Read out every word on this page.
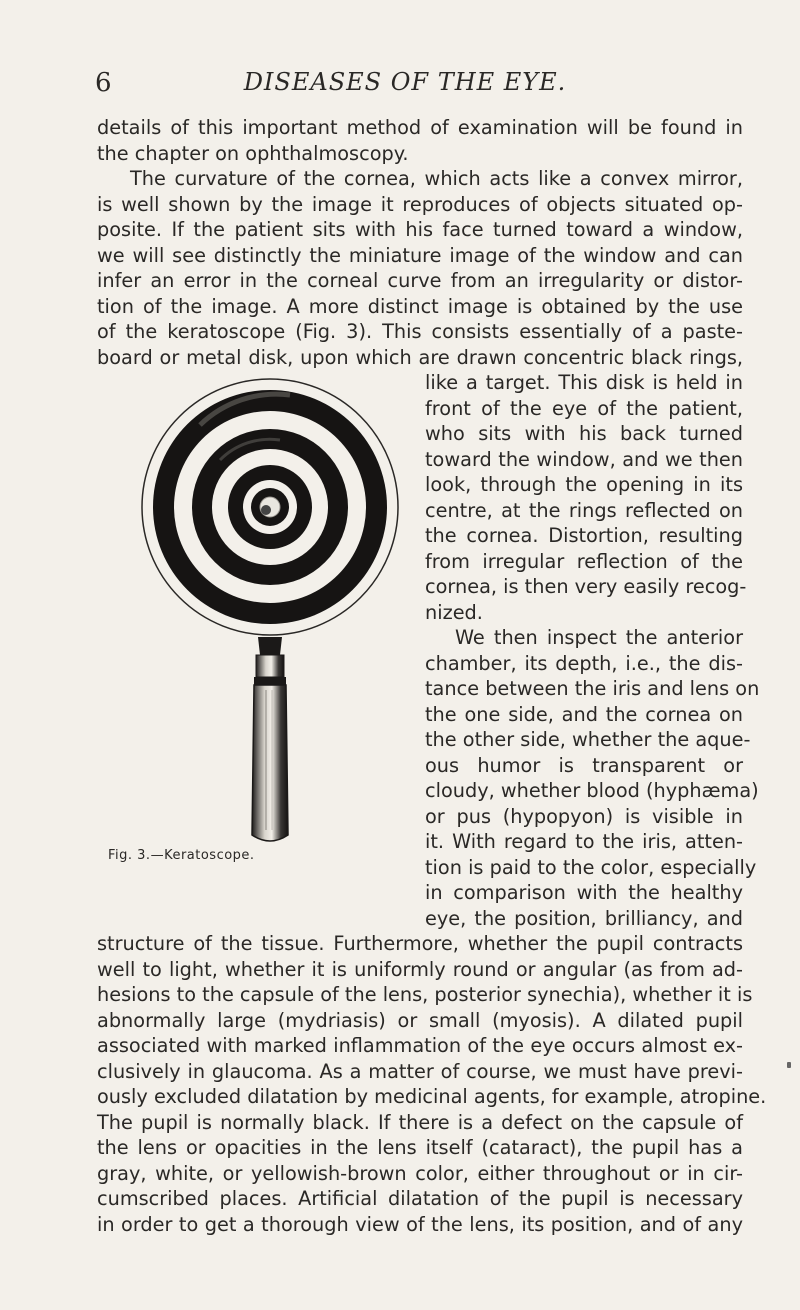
6	DISEASES OF THE EYE.
details of this important method of examination will be found in
the chapter on ophthalmoscopy.
The curvature of the cornea, which acts like a convex mirror,
is well shown by the image it reproduces of objects situated op-
posite. If the patient sits with his face turned toward a window,
we will see distinctly the miniature image of the window and can
infer an error in the corneal curve from an irregularity or distor-
tion of the image. A more distinct image is obtained by the use
of the keratoscope (Fig. 3). This consists essentially of a paste-
board or metal disk, upon which are drawn concentric black rings,
Fig. 3.—Keratoscope.
like a target. This disk is held in
front of the eye of the patient,
who sits with his back turned
toward the window, and we then
look, through the opening in its
centre, at the rings reflected on
the cornea. Distortion, resulting
from irregular reflection of the
cornea, is then very easily recog-
nized.
We then inspect the anterior
chamber, its depth, i.e., the dis-
tance between the iris and lens on
the one side, and the cornea on
the other side, whether the aque-
ous humor is transparent or
cloudy, whether blood (hyphæma)
or pus (hypopyon) is visible in
it. With regard to the iris, atten-
tion is paid to the color, especially
in comparison with the healthy
eye, the position, brilliancy, and
structure of the tissue. Furthermore, whether the pupil contracts
well to light, whether it is uniformly round or angular (as from ad-
hesions to the capsule of the lens, posterior synechia), whether it is
abnormally large (mydriasis) or small (myosis). A dilated pupil
associated with marked inflammation of the eye occurs almost ex-
clusively in glaucoma. As a matter of course, we must have previ-
ously excluded dilatation by medicinal agents, for example, atropine.
The pupil is normally black. If there is a defect on the capsule of
the lens or opacities in the lens itself (cataract), the pupil has a
gray, white, or yellowish-brown color, either throughout or in cir-
cumscribed places. Artificial dilatation of the pupil is necessary
in order to get a thorough view of the lens, its position, and of any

########################################

Return each full line of the entries that contains the word "well".

is well shown by the image it reproduces of objects situated op-
well to light, whether it is uniformly round or angular (as from ad-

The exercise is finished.